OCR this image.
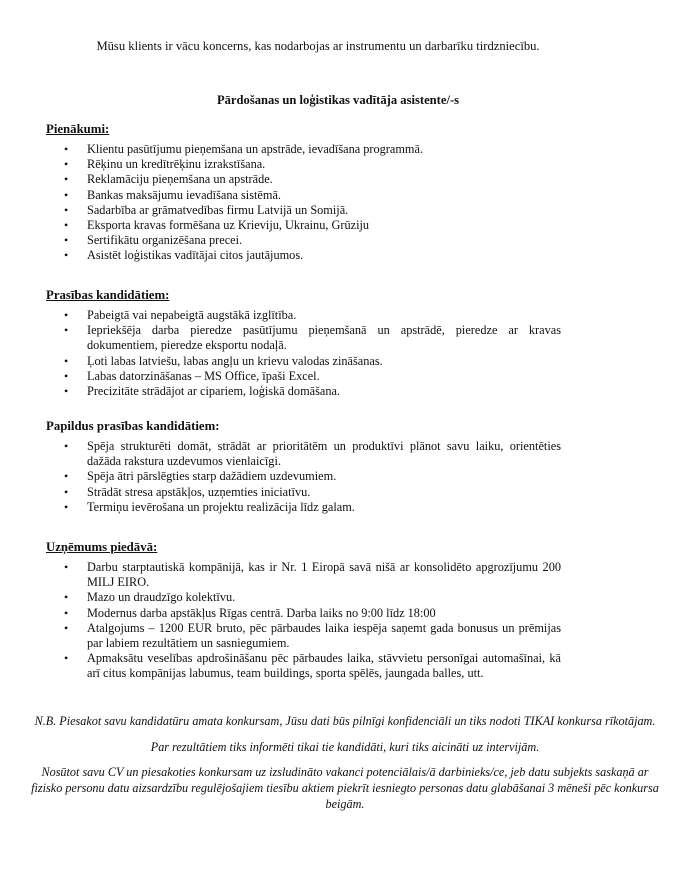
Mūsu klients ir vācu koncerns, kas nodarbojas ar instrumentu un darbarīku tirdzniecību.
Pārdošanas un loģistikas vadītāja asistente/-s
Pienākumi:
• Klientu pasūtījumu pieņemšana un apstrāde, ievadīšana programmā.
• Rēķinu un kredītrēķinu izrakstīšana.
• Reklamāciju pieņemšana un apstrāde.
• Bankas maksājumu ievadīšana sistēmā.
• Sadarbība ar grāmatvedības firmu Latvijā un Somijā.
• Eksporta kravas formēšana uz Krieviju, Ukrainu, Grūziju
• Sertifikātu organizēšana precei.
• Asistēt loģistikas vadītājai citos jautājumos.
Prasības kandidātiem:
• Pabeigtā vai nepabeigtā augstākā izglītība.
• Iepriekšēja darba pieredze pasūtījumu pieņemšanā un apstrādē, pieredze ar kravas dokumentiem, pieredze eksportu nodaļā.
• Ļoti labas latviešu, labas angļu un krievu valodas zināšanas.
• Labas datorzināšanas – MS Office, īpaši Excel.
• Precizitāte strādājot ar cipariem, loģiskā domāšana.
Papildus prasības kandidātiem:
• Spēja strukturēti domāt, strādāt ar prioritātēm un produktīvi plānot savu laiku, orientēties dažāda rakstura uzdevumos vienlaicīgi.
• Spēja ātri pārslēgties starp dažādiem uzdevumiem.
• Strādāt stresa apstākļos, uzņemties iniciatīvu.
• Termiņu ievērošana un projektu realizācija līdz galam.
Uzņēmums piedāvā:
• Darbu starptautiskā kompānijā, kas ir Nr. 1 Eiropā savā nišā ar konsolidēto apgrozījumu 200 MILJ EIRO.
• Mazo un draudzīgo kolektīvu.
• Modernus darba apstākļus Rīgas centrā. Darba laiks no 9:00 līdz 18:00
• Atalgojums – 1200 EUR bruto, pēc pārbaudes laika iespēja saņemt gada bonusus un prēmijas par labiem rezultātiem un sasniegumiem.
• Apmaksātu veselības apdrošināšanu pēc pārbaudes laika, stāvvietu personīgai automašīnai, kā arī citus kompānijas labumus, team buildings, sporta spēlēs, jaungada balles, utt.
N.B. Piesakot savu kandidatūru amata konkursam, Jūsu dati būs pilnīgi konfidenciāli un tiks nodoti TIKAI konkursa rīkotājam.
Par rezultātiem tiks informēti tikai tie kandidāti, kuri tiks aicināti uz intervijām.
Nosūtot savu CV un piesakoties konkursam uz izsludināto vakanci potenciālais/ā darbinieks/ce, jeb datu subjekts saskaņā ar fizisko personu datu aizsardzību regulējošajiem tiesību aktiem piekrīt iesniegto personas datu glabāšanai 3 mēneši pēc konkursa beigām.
...
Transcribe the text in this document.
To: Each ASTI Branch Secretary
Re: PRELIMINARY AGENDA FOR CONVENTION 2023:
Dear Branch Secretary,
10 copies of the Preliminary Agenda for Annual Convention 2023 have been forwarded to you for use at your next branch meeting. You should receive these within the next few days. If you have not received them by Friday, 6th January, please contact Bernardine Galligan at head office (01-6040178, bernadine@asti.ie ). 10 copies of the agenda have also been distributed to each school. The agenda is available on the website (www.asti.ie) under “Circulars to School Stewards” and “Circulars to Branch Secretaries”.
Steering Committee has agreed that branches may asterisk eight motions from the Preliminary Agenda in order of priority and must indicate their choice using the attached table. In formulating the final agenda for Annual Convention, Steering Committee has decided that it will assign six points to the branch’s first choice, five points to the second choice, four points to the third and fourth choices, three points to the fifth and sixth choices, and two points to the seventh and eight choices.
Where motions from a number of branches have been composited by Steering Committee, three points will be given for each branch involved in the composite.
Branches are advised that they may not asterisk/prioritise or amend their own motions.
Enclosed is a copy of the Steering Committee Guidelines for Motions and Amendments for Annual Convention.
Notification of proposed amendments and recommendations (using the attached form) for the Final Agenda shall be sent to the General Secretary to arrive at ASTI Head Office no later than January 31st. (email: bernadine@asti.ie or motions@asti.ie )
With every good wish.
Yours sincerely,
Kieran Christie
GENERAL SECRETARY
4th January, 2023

EXERCISE INSTRUCTIONS: Tally up the lines in the preceding listing that contain the string "pieņemšana". Respond with the number and nothing else.

SOLVED EXERCISE: 2